▸ **Data for this exercise**
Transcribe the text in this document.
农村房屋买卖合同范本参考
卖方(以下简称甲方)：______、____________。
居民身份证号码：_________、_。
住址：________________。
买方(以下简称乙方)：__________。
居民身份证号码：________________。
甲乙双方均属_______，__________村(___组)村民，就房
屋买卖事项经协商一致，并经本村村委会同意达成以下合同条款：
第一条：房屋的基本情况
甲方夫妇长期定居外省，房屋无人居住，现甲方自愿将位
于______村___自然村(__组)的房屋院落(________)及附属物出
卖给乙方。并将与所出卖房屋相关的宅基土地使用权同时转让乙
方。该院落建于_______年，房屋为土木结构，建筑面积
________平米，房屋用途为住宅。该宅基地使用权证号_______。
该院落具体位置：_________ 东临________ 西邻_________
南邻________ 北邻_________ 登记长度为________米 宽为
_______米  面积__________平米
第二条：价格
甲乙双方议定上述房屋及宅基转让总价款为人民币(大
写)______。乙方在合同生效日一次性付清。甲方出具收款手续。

--

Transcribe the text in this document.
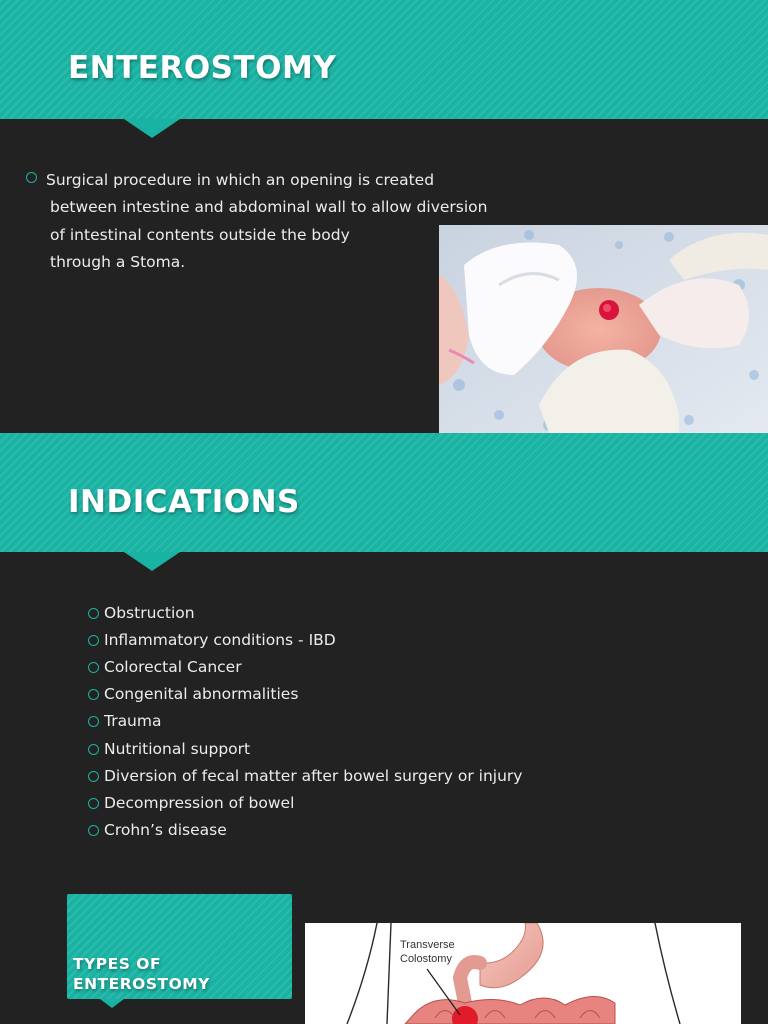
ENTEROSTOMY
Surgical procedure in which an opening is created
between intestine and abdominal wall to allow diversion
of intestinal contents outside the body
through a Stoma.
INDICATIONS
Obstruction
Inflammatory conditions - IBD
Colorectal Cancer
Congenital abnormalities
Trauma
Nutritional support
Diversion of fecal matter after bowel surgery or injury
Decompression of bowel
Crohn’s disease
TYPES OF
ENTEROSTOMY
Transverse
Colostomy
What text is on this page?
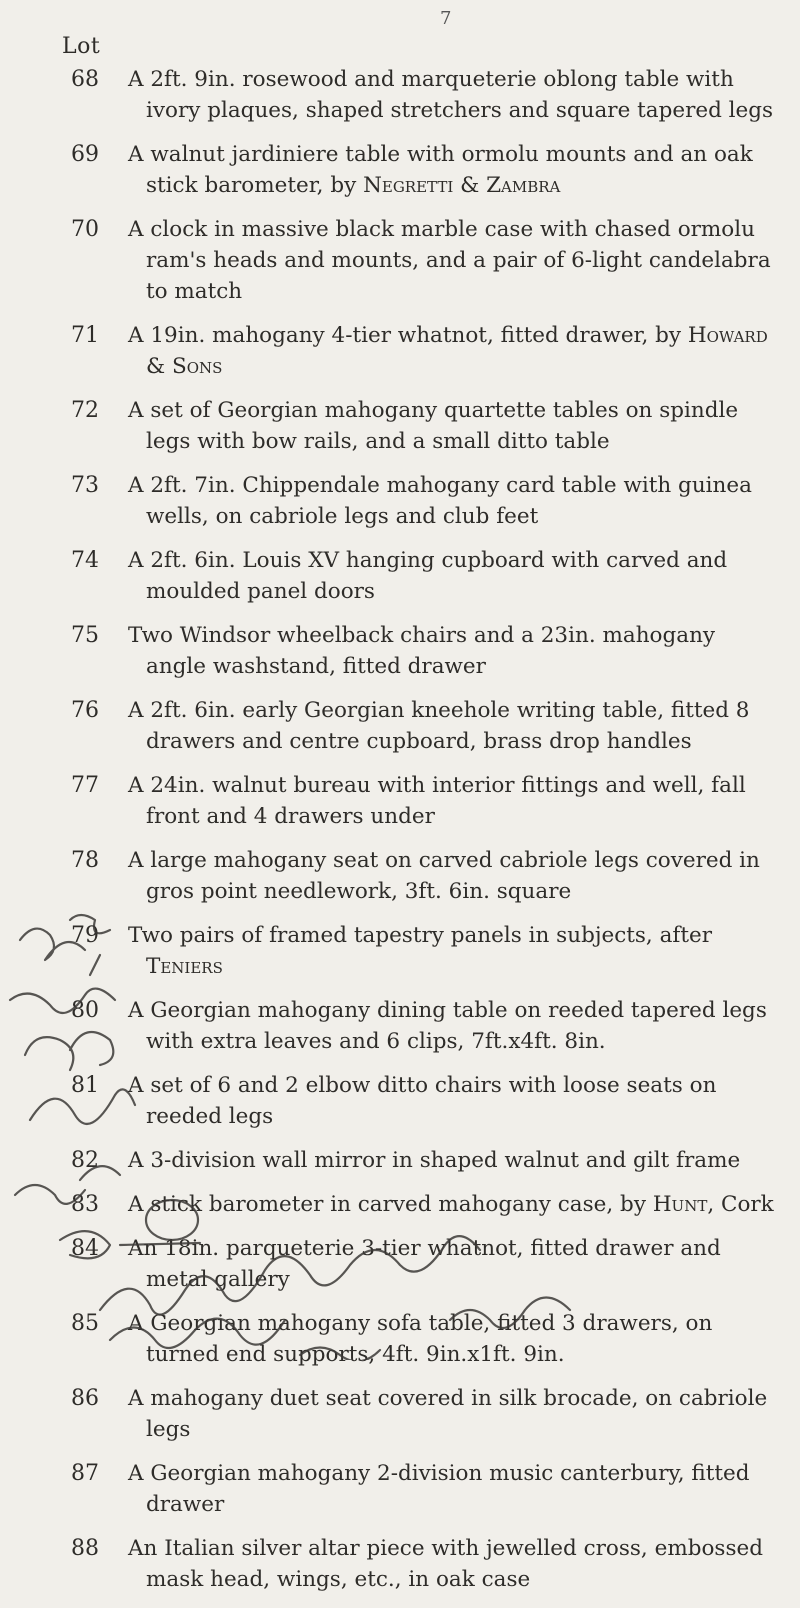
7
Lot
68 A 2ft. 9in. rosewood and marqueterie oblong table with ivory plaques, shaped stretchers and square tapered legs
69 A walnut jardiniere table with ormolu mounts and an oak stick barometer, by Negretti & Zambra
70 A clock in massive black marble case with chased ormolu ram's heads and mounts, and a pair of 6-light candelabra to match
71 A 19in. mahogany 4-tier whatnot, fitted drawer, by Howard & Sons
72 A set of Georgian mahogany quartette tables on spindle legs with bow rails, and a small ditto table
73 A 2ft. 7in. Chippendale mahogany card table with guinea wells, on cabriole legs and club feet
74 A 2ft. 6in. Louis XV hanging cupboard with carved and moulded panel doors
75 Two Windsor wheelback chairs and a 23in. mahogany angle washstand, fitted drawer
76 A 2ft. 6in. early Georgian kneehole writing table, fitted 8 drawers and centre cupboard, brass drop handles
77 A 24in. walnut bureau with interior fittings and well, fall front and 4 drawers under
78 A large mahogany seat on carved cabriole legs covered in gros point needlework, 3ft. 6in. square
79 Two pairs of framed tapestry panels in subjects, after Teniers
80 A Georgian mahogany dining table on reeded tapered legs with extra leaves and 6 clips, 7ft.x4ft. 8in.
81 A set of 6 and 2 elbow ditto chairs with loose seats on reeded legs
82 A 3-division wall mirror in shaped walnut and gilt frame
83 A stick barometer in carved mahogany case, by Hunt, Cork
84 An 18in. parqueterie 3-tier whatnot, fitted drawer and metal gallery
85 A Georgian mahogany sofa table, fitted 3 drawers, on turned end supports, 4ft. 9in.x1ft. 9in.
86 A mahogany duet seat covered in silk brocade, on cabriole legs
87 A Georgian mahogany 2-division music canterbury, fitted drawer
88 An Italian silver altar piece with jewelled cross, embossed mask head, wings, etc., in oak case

--

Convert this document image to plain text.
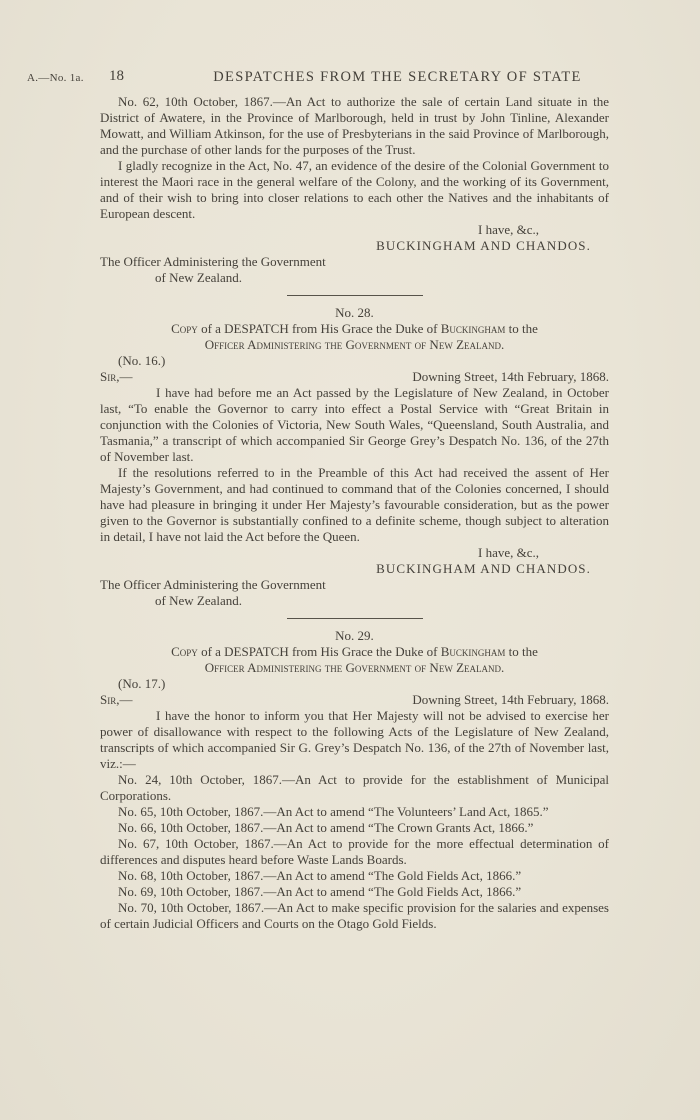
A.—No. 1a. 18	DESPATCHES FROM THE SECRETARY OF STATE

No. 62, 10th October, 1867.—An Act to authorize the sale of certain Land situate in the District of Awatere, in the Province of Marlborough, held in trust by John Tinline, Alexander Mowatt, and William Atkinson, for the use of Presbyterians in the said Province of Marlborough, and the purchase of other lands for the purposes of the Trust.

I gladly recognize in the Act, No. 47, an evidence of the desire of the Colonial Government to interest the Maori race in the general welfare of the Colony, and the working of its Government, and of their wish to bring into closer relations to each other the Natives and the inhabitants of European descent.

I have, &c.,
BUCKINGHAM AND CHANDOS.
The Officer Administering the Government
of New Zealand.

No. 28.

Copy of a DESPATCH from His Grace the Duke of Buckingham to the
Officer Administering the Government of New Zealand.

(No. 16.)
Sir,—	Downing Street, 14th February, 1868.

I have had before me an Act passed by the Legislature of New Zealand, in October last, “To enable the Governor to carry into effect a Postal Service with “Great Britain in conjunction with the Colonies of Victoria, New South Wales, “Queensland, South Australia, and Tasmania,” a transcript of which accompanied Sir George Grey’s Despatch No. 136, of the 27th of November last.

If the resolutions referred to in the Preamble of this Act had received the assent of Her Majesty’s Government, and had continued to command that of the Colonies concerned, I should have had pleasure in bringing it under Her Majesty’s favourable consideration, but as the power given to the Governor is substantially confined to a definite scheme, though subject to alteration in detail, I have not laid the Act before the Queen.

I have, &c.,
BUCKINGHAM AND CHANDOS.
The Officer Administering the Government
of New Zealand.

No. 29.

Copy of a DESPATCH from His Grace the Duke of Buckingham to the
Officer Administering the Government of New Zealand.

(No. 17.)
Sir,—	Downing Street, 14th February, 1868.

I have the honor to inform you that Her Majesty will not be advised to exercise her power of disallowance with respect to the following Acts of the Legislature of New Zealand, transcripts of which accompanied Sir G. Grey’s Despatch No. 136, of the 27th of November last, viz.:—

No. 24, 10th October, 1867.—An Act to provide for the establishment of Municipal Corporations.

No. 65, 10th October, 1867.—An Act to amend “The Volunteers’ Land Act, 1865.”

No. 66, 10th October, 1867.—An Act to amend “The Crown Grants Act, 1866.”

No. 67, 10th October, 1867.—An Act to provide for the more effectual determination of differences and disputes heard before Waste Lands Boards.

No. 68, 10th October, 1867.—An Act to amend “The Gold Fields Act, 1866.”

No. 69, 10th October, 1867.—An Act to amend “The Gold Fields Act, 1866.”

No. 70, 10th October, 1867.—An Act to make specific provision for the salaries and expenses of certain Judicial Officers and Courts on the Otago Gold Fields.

▸ **Exercise task**
Within the data above, pick out all lines holding the word "cupboard".

▸ **Written reply**
74 A 2ft. 6in. Louis XV hanging cupboard with carved and moulded panel doors
76 A 2ft. 6in. early Georgian kneehole writing table, fitted 8 drawers and centre cupboard, brass drop handles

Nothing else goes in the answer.